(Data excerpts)
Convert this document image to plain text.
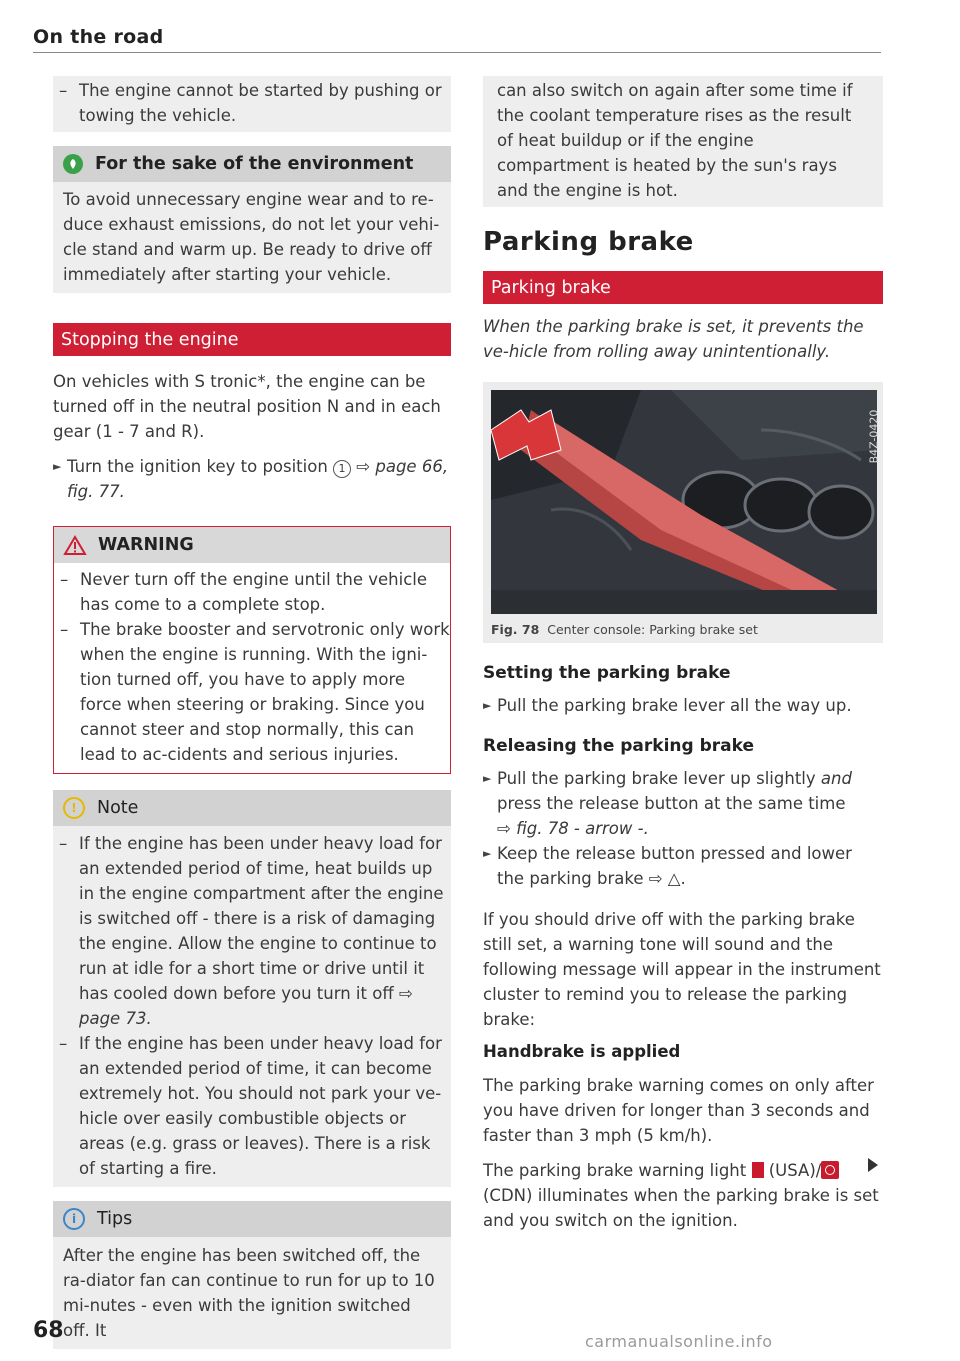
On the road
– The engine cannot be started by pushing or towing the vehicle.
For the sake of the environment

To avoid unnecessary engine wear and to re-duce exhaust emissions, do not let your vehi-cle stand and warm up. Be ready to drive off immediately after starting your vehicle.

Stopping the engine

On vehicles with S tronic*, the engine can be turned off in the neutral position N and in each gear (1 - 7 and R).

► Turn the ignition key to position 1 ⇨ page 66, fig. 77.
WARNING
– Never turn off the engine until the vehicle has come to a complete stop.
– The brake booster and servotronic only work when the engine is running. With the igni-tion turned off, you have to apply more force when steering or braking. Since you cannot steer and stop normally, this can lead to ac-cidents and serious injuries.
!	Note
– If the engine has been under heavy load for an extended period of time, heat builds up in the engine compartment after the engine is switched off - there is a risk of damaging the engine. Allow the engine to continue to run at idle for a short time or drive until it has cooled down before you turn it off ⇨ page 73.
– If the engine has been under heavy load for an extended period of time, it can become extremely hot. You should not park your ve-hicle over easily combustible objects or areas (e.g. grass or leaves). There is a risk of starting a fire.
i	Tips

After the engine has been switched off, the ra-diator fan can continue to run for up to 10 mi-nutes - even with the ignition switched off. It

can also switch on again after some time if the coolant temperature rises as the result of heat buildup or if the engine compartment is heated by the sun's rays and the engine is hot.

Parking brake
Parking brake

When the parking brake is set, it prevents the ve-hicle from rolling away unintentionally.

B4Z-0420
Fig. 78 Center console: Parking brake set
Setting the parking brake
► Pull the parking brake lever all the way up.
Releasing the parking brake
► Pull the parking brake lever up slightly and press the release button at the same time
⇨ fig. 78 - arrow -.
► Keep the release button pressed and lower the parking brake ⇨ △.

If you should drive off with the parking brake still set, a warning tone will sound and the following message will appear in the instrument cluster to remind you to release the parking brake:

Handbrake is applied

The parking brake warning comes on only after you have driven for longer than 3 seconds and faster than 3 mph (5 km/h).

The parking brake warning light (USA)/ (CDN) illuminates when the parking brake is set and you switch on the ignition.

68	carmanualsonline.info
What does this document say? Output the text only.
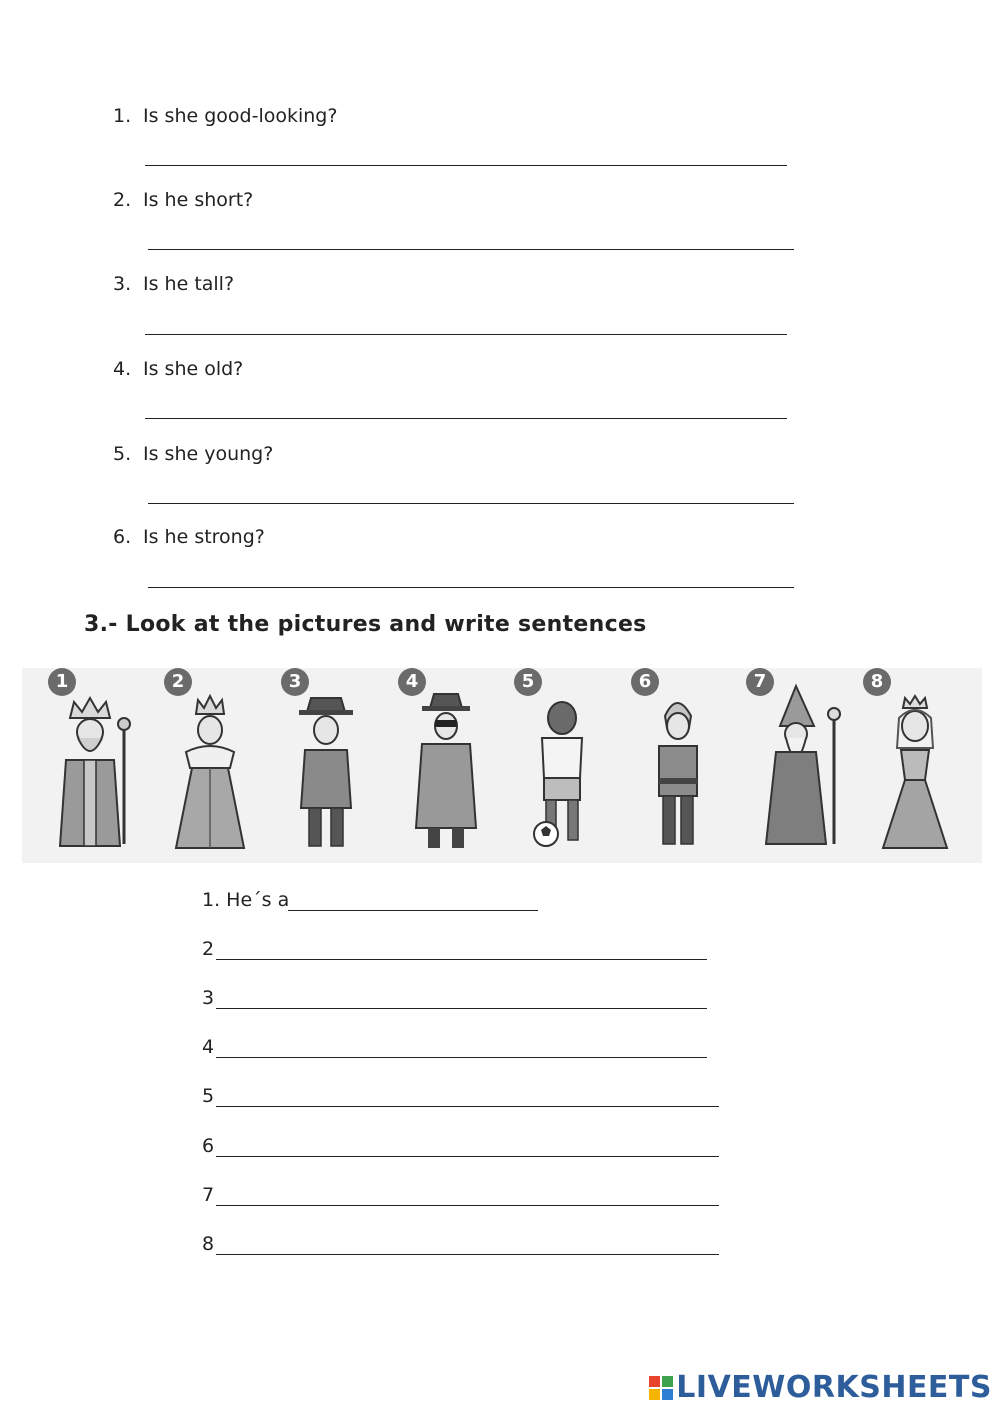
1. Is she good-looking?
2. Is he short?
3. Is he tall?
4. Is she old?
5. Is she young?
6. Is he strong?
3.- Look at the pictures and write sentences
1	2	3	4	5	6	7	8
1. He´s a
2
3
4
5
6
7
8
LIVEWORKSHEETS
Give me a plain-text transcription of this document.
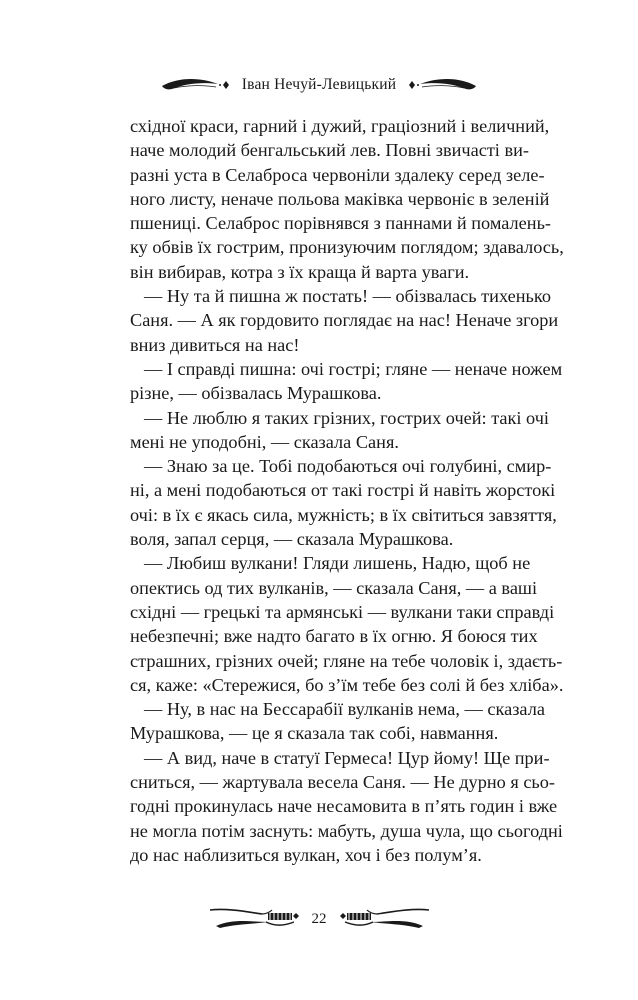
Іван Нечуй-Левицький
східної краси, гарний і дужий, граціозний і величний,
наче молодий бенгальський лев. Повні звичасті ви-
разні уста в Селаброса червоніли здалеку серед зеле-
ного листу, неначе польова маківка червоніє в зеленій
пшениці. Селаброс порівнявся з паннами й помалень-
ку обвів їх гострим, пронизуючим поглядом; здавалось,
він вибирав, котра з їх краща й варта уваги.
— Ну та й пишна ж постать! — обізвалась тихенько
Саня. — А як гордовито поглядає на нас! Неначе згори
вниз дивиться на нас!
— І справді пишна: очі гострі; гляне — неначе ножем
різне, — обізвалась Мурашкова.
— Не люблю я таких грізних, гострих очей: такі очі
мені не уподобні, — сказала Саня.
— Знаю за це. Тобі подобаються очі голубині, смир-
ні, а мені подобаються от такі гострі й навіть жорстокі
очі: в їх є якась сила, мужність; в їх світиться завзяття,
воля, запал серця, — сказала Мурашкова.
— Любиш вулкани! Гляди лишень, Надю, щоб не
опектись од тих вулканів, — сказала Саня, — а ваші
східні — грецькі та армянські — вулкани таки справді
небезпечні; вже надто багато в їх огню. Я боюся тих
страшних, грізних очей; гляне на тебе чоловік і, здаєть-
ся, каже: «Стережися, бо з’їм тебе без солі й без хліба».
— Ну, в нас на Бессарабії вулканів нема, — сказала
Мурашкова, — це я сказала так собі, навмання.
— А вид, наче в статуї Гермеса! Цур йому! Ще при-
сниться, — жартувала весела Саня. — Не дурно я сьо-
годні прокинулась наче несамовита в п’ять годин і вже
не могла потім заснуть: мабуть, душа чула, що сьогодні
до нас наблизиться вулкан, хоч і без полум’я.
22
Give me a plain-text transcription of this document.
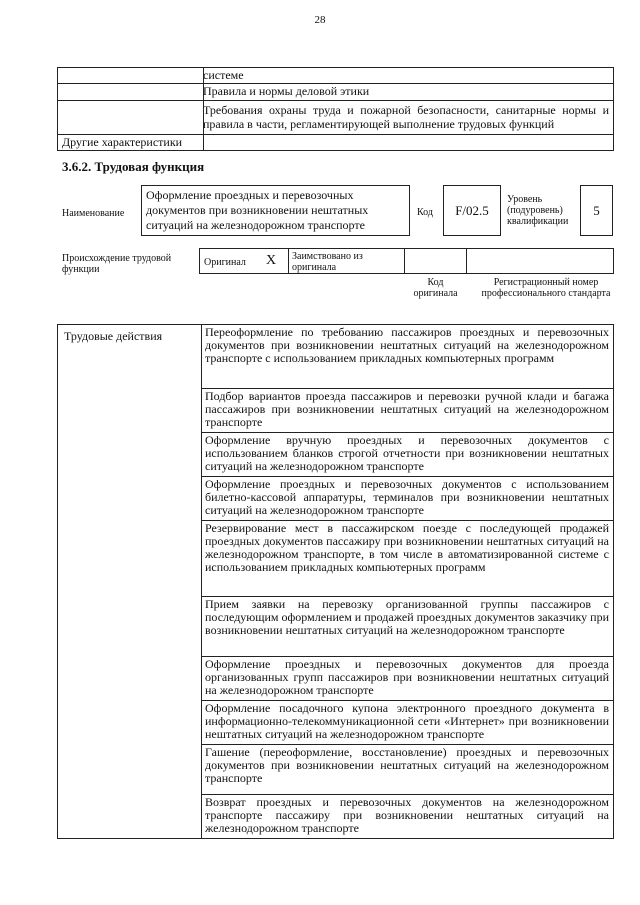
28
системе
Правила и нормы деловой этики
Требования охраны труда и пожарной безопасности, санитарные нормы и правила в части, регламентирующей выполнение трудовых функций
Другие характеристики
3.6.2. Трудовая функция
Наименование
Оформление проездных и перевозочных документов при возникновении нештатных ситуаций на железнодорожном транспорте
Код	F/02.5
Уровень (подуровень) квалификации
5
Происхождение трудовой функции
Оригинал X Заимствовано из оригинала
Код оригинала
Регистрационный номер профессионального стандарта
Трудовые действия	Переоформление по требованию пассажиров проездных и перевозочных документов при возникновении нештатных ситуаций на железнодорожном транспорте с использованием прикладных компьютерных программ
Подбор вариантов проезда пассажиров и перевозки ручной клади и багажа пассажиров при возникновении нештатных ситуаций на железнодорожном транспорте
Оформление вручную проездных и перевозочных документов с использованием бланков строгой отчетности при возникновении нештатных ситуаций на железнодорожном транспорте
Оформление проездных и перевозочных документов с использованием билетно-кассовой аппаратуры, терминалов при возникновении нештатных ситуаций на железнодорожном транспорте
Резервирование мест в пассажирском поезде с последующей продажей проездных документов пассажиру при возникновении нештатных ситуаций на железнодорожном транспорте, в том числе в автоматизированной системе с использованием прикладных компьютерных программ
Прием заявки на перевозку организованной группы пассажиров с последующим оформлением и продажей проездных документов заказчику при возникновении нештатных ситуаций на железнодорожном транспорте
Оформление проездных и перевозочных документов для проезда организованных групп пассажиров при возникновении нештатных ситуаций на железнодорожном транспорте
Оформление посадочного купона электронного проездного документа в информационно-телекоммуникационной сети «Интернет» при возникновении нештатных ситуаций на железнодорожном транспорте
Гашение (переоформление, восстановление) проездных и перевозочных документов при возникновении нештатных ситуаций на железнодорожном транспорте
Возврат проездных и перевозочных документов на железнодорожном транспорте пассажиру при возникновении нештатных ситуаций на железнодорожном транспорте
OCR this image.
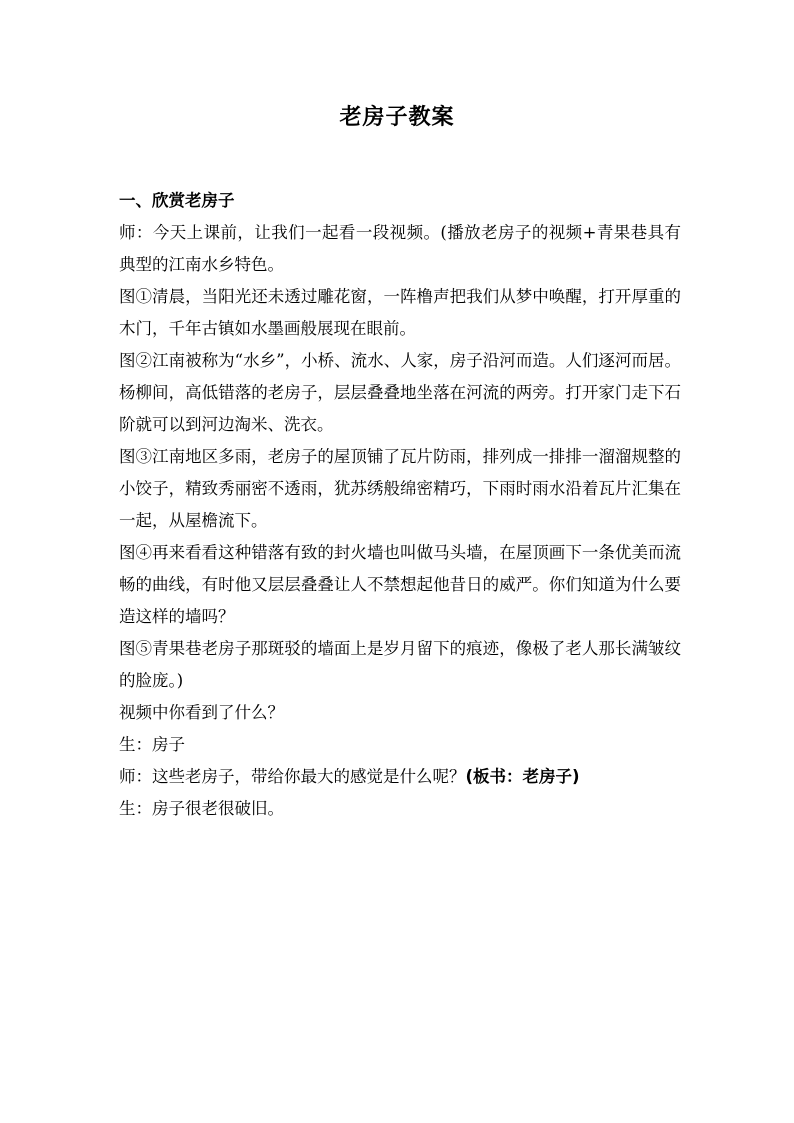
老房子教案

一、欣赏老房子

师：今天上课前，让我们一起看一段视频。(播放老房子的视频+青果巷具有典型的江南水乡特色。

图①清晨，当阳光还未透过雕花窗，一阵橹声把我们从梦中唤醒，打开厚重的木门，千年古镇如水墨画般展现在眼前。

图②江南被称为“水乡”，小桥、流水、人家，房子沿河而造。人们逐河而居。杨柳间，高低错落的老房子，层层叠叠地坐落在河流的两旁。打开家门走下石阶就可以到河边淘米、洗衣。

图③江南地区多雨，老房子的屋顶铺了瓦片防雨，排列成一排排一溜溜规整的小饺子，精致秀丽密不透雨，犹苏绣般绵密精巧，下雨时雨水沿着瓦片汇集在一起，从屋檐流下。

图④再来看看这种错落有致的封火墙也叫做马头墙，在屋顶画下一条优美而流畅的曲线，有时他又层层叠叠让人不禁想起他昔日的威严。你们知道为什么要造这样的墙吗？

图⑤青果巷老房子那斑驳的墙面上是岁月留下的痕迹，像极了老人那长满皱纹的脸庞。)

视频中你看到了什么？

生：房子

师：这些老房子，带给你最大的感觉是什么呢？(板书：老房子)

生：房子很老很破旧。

◆ Prompt ◆
Pick out the lines containing the word "программ" and show them.

◆ Complete answer ◆
Трудовые действия	Переоформление по требованию пассажиров проездных и перевозочных документов при возникновении нештатных ситуаций на железнодорожном транспорте с использованием прикладных компьютерных программ
Резервирование мест в пассажирском поезде с последующей продажей проездных документов пассажиру при возникновении нештатных ситуаций на железнодорожном транспорте, в том числе в автоматизированной системе с использованием прикладных компьютерных программ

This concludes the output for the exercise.